** Supplied passage **

######

The remainder of this paper is organized as follows. Section 2 reviews related work on post-quantum migration, infrastructure security assessment, and protection mechanisms across data states. Section 3 presents the proposed Quantum-Adjusted Risk Scoring (QARS) methodology, including the canonical scoring model, the quantum-vulnerability attenuation mechanism, the evidence-to-feature mapping process, and the system-level aggregation logic; the differentiation of QARS from prior frameworks; the calibration of central parameters; and the treatment of cross-layer interdependencies. Section 4 describes the source data and the host-level evidence extracted for the experimental evaluation, including the treatment of measurement uncertainty. Section 5 explains the experimental design, the compared scenarios, and the reproducibility artifacts. Section 6 reports the evaluation results, including layer-level scores, system-level scores, sensitivity analysis, and a comparative analysis against existing frameworks. Section 7 discusses the implications of the results for post-quantum migration planning in enterprise infrastructure, including an operational transport-layer modernization plan and the ceiling effect of the clip operator. Finally, Section 8 concludes this paper and outlines directions for future work.

2. Related Works

Research relevant to quantum-adjusted infrastructure risk assessment spans several interconnected domains, including post-quantum migration management, protocol-level transition to quantum-safe communication, critical infrastructure cyber-risk modeling, and mechanisms for protecting data across their lifecycle. While each of these areas has advanced independently, the literature does not yet provide a unified, evidence-based framework for evaluating post-quantum exposure across data in transit, in use, and at rest within operational environments (Table 1).
A first line of work focuses on post-quantum migration planning and crypto-agility. Nethen et al. [14] proposed a structured migration management process for transitioning from classical to post-quantum cryptography, emphasizing governance, asset inventory, and phased deployment. Similarly, Malina et al. [15] examined the deployment of quantum-resistant mechanisms in intelligent infrastructures, highlighting challenges related to heterogeneity, interoperability, and operational continuity. Complementary work on crypto-agility maturity models further emphasizes that migration readiness depends not only on technical capabilities but also on organizational processes and lifecycle management [26,37]. Additional studies highlight the importance of dependency tracking and system-wide coordination when migrating cryptographic infrastructures [28,38]. These studies demonstrate that migration is a system-level problem requiring coordination across protocols, platforms, and services, but they do not provide quantitative mechanisms for comparing risk across infrastructure layers.

######

** Records supplied **
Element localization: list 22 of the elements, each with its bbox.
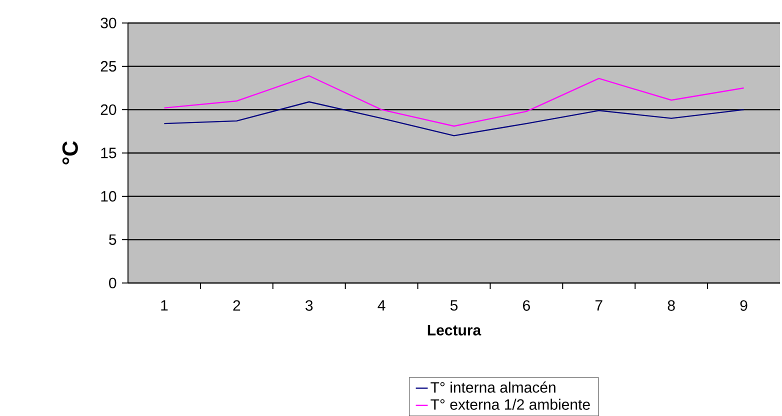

######

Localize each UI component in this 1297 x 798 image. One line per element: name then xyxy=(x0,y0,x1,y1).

######

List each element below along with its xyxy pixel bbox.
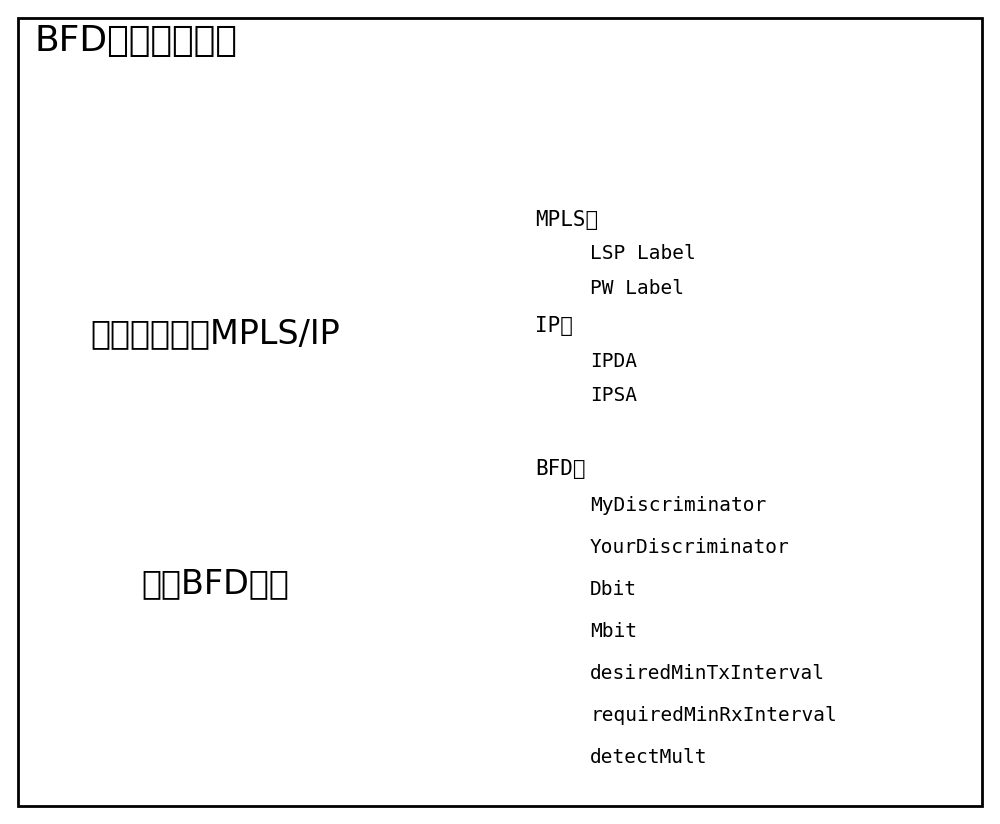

######

** Tasks and exercises **
(a) In the post-quantum risk passage, rewrite the span that begins at the words "Research relevant to" and stops after "environments (Table 1).", replacing "interconnected domains" with "related fields".
(b) List the domains that the post-quantum risk passage says research on quantum-adjusted infrastructure risk assessment spans.
(c) Answer these questions from the post-quantum risk passage:
(i) What does Section 5 explain?
(ii) What did the migration management process proposed by Nethen et al. emphasize?
(iii) What did Malina et al. examine?

** Outputs for the tasks **
(a)
Research relevant to quantum-adjusted infrastructure risk assessment spans several related fields, including post-quantum migration management, protocol-level transition to quantum-safe communication, critical infrastructure cyber-risk modeling, and mechanisms for protecting data across their lifecycle. While each of these areas has advanced independently, the literature does not yet provide a unified, evidence-based framework for evaluating post-quantum exposure across data in transit, in use, and at rest within operational environments (Table 1).

(b)
- post-quantum migration management
- protocol-level transition to quantum-safe communication
- critical infrastructure cyber-risk modeling
- mechanisms for protecting data across their lifecycle

(c)
(i) The experimental design, the compared scenarios, and the reproducibility artifacts.
(ii) Governance, asset inventory, and phased deployment.
(iii) The deployment of quantum-resistant mechanisms in intelligent infrastructures.